====== Exercise inputs ======

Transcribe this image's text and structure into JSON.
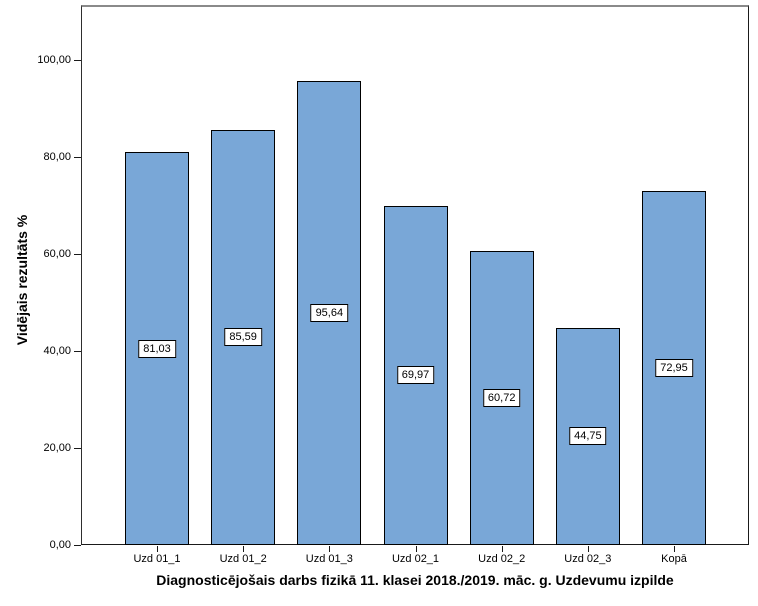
{
  "chart_data": {
    "type": "bar",
    "title": "Diagnosticējošais darbs fizikā 11. klasei 2018./2019. māc. g. Uzdevumu izpilde",
    "ylabel": "Vidējais rezultāts %",
    "xlabel": "",
    "categories": [
      "Uzd 01_1",
      "Uzd 01_2",
      "Uzd 01_3",
      "Uzd 02_1",
      "Uzd 02_2",
      "Uzd 02_3",
      "Kopā"
    ],
    "values": [
      81.03,
      85.59,
      95.64,
      69.97,
      60.72,
      44.75,
      72.95
    ],
    "value_labels": [
      "81,03",
      "85,59",
      "95,64",
      "69,97",
      "60,72",
      "44,75",
      "72,95"
    ],
    "ylim": [
      0,
      100
    ],
    "yticks": [
      0,
      20,
      40,
      60,
      80,
      100
    ],
    "ytick_labels": [
      "0,00",
      "20,00",
      "40,00",
      "60,00",
      "80,00",
      "100,00"
    ],
    "grid": false,
    "legend": "none",
    "bar_color": "#79a7d7",
    "bar_border_color": "#000000",
    "value_label_background": "#ffffff"
  }
}
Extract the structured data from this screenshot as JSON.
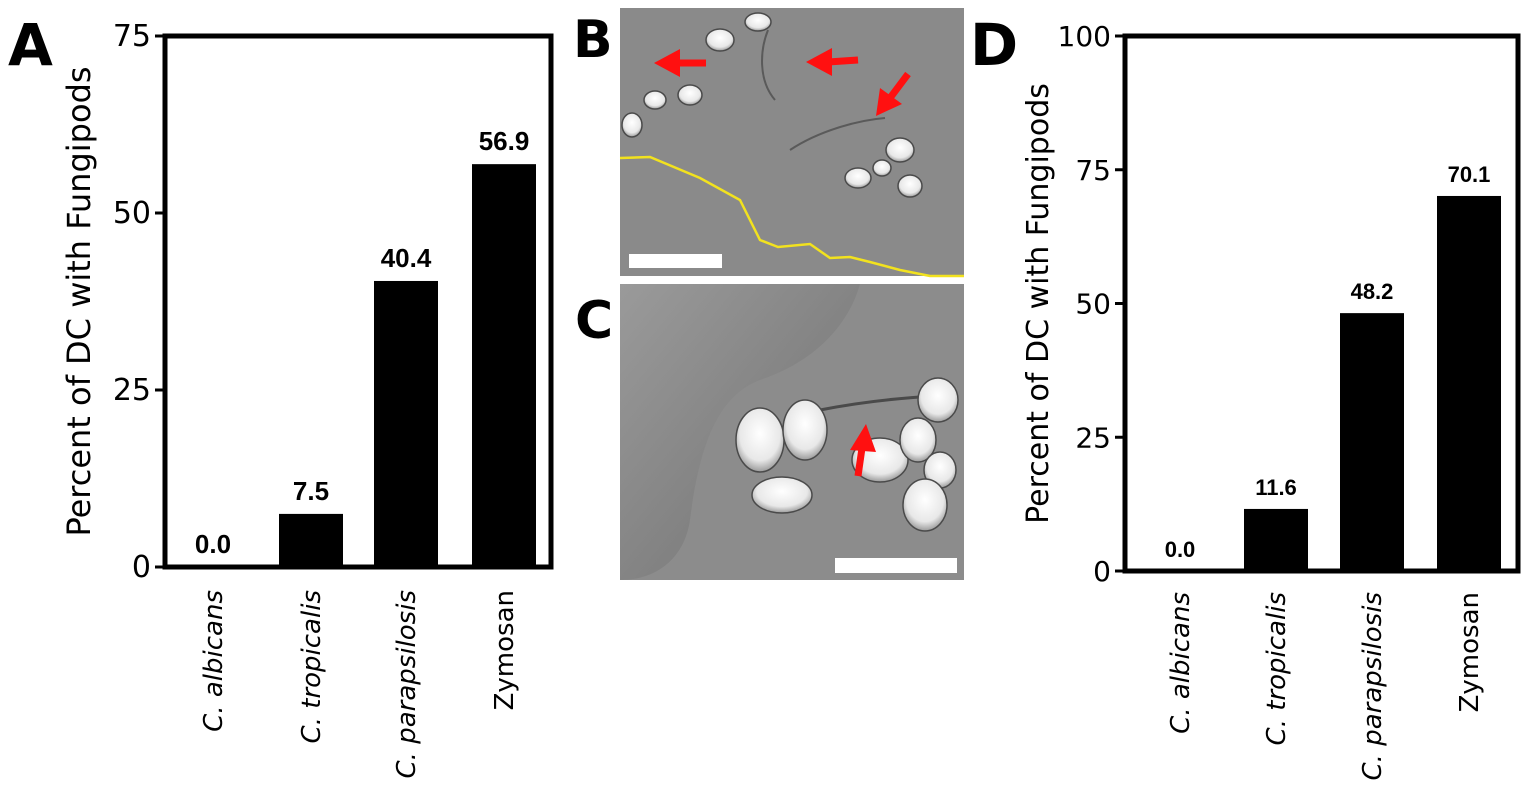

======

Work through the records line by line and tally those holding "JSON". Reply with the number alone.

2